• [Given records]

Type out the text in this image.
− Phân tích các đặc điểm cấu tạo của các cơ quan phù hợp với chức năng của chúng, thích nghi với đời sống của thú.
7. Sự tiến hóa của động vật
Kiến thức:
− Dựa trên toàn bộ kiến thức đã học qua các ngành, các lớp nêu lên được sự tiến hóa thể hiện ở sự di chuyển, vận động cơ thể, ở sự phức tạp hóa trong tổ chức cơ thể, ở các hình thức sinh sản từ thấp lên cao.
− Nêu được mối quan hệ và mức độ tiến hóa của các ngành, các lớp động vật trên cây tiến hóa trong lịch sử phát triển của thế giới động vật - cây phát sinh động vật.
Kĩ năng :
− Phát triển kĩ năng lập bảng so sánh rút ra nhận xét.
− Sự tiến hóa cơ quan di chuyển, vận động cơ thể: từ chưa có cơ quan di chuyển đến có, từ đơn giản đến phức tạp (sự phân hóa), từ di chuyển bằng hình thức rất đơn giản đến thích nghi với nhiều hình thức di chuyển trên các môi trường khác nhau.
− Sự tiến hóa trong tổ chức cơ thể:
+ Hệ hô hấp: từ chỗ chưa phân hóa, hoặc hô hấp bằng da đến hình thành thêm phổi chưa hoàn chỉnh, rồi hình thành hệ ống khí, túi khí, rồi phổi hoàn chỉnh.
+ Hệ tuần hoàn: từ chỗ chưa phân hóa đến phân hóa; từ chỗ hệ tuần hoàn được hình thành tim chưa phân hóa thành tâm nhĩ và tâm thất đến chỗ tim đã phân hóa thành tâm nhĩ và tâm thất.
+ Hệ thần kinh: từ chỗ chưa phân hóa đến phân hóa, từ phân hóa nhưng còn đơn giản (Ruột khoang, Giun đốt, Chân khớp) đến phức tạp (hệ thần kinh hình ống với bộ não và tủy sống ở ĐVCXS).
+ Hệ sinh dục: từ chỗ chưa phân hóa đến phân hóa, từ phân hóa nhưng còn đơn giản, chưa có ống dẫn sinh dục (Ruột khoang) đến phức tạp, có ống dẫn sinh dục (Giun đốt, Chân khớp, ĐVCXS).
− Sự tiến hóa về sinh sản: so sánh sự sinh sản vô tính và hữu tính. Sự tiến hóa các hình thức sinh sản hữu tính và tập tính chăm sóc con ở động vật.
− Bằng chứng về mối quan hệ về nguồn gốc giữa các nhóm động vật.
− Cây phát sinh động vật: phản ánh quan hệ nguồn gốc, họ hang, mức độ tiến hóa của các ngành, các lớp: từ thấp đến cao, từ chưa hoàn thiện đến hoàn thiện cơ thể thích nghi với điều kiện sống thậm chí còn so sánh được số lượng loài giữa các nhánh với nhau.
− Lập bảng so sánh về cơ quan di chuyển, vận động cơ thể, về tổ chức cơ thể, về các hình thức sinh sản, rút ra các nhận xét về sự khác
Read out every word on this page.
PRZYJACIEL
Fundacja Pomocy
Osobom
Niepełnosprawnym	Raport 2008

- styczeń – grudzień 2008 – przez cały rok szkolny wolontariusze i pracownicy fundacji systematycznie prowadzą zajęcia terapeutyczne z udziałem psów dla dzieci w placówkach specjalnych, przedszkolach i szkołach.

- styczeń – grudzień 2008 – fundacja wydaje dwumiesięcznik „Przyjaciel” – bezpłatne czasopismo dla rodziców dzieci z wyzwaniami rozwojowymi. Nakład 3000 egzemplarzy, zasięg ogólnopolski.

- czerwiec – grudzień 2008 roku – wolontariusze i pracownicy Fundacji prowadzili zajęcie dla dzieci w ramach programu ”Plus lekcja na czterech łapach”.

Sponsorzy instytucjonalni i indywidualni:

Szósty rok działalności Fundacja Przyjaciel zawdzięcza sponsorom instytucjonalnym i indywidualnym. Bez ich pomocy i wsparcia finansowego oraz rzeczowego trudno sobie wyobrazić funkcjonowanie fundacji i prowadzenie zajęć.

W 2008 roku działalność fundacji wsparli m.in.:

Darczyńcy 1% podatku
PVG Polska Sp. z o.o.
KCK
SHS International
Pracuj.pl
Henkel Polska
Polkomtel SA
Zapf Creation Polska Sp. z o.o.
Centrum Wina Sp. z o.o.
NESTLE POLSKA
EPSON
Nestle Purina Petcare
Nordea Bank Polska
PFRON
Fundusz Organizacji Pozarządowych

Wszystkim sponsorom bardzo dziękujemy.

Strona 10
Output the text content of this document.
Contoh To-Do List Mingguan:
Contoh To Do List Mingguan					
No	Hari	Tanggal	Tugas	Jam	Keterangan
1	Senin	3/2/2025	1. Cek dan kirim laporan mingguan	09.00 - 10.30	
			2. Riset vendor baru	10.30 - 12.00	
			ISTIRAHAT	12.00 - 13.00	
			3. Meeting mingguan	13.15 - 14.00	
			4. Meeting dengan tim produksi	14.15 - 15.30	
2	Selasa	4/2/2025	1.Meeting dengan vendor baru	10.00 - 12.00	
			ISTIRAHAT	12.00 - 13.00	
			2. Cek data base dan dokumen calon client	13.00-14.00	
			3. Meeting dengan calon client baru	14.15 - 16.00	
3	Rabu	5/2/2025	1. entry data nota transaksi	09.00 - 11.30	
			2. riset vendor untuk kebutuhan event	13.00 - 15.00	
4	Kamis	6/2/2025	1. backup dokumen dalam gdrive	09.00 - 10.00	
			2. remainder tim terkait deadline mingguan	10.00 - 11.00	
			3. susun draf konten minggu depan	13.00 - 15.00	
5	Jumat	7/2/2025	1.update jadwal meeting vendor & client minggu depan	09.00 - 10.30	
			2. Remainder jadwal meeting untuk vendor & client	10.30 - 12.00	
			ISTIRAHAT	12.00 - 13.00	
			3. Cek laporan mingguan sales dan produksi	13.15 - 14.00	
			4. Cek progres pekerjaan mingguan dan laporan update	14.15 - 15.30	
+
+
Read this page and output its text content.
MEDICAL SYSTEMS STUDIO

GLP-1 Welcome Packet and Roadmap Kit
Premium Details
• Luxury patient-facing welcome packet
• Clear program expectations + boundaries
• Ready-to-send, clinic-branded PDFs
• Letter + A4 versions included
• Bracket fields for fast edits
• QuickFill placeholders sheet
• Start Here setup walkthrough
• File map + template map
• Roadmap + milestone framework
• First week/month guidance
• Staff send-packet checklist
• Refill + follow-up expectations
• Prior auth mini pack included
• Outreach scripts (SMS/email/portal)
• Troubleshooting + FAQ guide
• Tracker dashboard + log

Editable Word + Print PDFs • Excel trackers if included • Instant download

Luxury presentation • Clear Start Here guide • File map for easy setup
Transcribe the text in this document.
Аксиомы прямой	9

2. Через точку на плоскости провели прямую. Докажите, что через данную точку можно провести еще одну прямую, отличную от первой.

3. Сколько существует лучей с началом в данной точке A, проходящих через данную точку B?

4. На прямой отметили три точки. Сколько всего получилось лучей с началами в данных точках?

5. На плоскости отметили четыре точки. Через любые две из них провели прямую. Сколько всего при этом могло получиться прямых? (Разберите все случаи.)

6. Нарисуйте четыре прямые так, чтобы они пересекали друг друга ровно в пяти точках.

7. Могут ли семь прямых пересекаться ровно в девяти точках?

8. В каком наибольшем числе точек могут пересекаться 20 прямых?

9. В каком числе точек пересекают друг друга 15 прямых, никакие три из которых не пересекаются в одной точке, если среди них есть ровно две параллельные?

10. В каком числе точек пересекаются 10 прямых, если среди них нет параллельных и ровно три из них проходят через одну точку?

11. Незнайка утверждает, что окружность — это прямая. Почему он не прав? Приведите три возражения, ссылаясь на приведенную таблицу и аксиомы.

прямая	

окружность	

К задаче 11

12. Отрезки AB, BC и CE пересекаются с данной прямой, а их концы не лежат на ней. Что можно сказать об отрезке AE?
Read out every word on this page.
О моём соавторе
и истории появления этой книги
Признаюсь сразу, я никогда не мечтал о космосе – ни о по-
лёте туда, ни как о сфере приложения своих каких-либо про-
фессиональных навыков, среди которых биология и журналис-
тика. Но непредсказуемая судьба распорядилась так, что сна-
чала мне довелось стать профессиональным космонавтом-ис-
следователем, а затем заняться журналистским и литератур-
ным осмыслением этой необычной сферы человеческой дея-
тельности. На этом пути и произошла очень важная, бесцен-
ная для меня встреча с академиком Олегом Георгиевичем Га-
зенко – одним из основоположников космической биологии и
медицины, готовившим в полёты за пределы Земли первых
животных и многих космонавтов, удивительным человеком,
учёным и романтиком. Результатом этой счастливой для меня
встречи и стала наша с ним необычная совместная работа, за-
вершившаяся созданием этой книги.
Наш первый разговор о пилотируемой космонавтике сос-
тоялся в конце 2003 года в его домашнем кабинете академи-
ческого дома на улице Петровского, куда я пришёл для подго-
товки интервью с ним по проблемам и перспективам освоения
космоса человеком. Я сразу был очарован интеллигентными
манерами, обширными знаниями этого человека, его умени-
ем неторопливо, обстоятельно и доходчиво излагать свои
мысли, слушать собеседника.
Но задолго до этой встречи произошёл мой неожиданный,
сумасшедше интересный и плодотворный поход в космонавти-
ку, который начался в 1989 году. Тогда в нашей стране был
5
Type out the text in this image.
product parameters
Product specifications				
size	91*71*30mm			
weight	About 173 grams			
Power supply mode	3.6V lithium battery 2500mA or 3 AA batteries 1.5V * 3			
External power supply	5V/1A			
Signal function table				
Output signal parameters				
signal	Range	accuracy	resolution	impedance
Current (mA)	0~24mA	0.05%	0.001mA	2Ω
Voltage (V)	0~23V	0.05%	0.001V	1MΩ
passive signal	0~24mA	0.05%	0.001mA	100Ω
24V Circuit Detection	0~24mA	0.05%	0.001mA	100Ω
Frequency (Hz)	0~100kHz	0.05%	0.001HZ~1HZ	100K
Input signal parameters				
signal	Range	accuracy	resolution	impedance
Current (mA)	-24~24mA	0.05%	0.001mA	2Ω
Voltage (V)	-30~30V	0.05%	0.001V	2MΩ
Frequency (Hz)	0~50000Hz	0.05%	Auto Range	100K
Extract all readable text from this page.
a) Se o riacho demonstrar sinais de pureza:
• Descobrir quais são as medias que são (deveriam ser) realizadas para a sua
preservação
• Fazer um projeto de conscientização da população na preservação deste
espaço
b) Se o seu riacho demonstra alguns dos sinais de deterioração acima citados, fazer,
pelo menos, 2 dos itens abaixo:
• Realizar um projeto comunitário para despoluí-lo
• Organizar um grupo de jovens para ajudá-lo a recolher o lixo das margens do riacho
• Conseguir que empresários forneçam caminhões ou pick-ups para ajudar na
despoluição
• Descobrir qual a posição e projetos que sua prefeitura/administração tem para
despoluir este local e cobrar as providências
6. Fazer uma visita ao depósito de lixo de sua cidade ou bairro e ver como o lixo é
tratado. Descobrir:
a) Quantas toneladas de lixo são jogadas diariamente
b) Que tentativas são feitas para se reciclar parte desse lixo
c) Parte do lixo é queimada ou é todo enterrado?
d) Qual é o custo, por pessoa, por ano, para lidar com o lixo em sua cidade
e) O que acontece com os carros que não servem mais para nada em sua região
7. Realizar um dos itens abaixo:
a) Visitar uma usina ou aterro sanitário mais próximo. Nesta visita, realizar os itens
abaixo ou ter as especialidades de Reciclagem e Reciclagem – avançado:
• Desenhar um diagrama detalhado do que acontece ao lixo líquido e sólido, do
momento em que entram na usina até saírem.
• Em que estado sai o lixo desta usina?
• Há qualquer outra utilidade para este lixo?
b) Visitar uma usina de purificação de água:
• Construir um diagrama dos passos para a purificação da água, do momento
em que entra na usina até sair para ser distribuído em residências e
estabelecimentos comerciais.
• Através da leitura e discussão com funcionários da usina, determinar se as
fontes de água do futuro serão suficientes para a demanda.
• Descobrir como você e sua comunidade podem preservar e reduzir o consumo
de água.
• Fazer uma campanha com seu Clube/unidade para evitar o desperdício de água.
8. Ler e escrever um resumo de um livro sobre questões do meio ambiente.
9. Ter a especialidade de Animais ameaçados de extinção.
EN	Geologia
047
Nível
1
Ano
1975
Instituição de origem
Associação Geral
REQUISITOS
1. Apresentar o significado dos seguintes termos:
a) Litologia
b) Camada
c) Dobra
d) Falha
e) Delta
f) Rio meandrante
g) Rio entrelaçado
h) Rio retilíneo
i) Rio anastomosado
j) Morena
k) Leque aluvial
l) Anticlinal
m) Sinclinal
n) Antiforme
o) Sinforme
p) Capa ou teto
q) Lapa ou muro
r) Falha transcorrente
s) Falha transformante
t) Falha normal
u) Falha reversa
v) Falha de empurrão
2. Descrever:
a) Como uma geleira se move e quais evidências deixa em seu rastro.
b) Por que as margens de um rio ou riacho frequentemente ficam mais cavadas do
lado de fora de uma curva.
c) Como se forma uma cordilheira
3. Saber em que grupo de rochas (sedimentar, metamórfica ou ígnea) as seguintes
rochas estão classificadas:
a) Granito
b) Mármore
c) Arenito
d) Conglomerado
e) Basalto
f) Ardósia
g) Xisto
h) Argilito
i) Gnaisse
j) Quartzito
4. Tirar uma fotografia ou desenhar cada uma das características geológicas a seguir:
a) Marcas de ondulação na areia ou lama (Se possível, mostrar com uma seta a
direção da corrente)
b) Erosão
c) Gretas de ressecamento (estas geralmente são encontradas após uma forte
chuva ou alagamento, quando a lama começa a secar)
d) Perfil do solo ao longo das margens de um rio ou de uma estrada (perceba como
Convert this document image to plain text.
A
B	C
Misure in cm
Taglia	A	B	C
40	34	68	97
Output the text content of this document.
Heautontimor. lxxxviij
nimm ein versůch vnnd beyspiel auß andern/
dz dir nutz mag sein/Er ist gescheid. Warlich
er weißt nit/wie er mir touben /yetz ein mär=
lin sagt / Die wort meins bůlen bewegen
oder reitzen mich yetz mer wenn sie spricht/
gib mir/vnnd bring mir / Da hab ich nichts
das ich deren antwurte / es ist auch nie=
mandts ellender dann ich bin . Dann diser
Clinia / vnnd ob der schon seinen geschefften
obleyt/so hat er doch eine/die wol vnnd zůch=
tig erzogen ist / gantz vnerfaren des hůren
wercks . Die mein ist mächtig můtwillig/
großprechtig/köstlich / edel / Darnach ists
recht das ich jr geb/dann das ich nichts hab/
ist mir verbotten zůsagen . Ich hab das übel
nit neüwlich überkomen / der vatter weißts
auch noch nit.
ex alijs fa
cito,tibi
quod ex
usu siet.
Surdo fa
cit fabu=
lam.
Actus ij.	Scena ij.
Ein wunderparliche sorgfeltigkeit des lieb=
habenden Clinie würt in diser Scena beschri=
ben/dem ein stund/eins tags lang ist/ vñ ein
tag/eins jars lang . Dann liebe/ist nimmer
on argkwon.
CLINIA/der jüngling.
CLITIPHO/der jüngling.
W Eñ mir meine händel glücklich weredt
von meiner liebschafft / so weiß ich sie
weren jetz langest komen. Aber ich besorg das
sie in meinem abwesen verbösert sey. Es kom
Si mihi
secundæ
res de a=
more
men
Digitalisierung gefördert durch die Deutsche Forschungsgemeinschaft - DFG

• [Task to complete] Keep only the lines that hold the string "depan", and copy them out.

• [Task answer]
			3. susun draf konten minggu depan	13.00 - 15.00	
5	Jumat	7/2/2025	1.update jadwal meeting vendor & client minggu depan	09.00 - 10.30	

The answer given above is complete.